# WHAT IS REQUIRED:
Leaving out the pictures, retype all the material exactly.

# DATA FOR THIS EXERCISE:
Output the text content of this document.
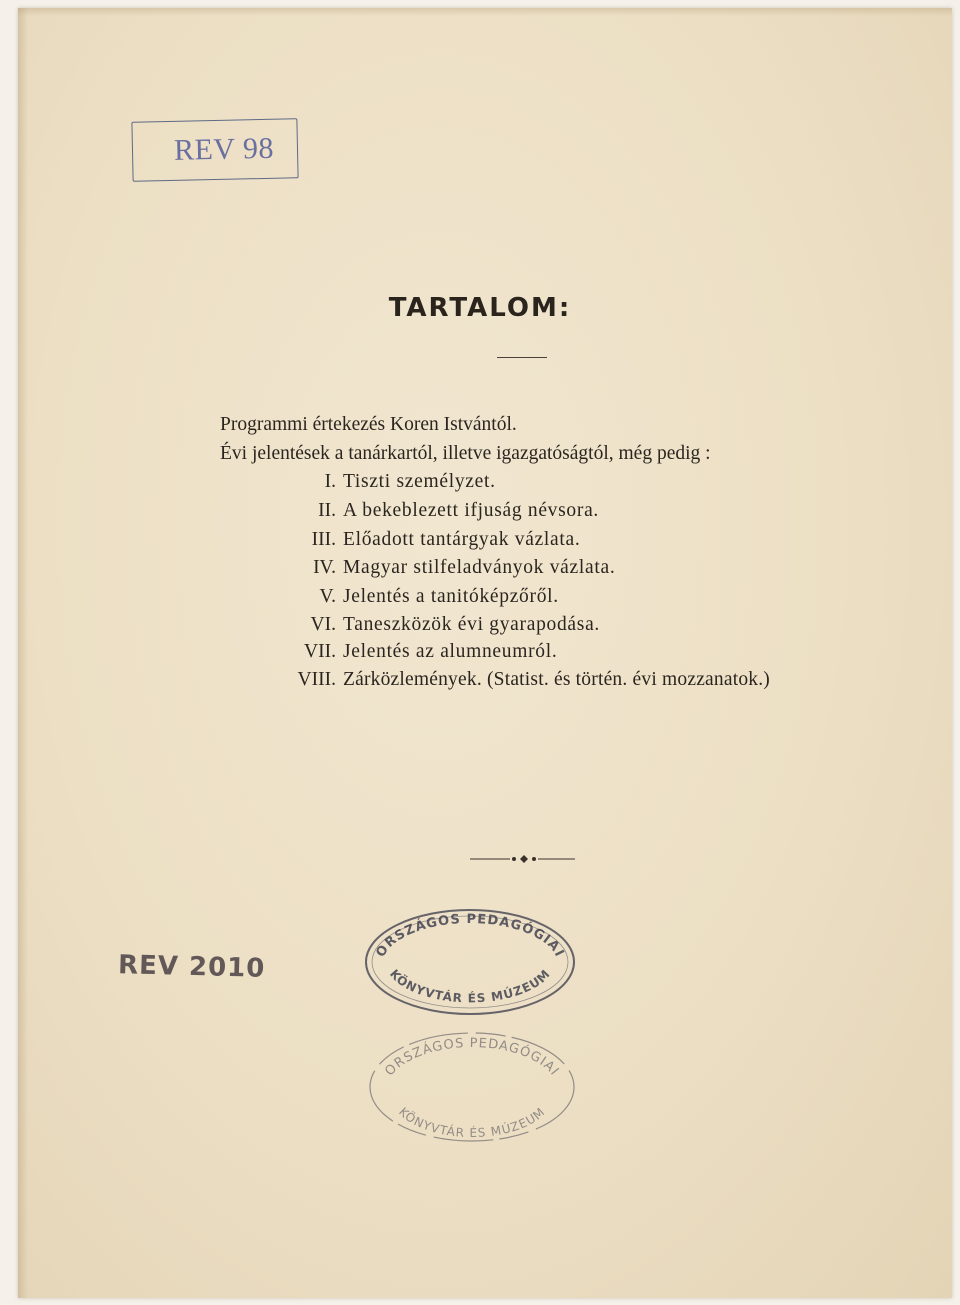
REV 98
TARTALOM:
Programmi értekezés Koren Istvántól.
Évi jelentések a tanárkartól, illetve igazgatóságtól, még pedig :
I. Tiszti személyzet.
II. A bekeblezett ifjuság névsora.
III. Előadott tantárgyak vázlata.
IV. Magyar stilfeladványok vázlata.
V. Jelentés a tanitóképzőről.
VI. Taneszközök évi gyarapodása.
VII. Jelentés az alumneumról.
VIII. Zárközlemények. (Statist. és történ. évi mozzanatok.)
REV 2010	ORSZÁGOS PEDAGÓGIAI
KÖNYVTÁR ÉS MÚZEUM
ORSZÁGOS PEDAGÓGIAI
KÖNYVTÁR ÉS MÚZEUM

# SOLUTION BELOW:
Output the text content of this document.
REV 98
TARTALOM:
Programmi értekezés Koren Istvántól.
Évi jelentések a tanárkartól, illetve igazgatóságtól, még pedig :
I. Tiszti személyzet.
II. A bekeblezett ifjuság névsora.
III. Előadott tantárgyak vázlata.
IV. Magyar stilfeladványok vázlata.
V. Jelentés a tanitóképzőről.
VI. Taneszközök évi gyarapodása.
VII. Jelentés az alumneumról.
VIII. Zárközlemények. (Statist. és történ. évi mozzanatok.)
REV 2010	ORSZÁGOS PEDAGÓGIAI
KÖNYVTÁR ÉS MÚZEUM
ORSZÁGOS PEDAGÓGIAI
KÖNYVTÁR ÉS MÚZEUM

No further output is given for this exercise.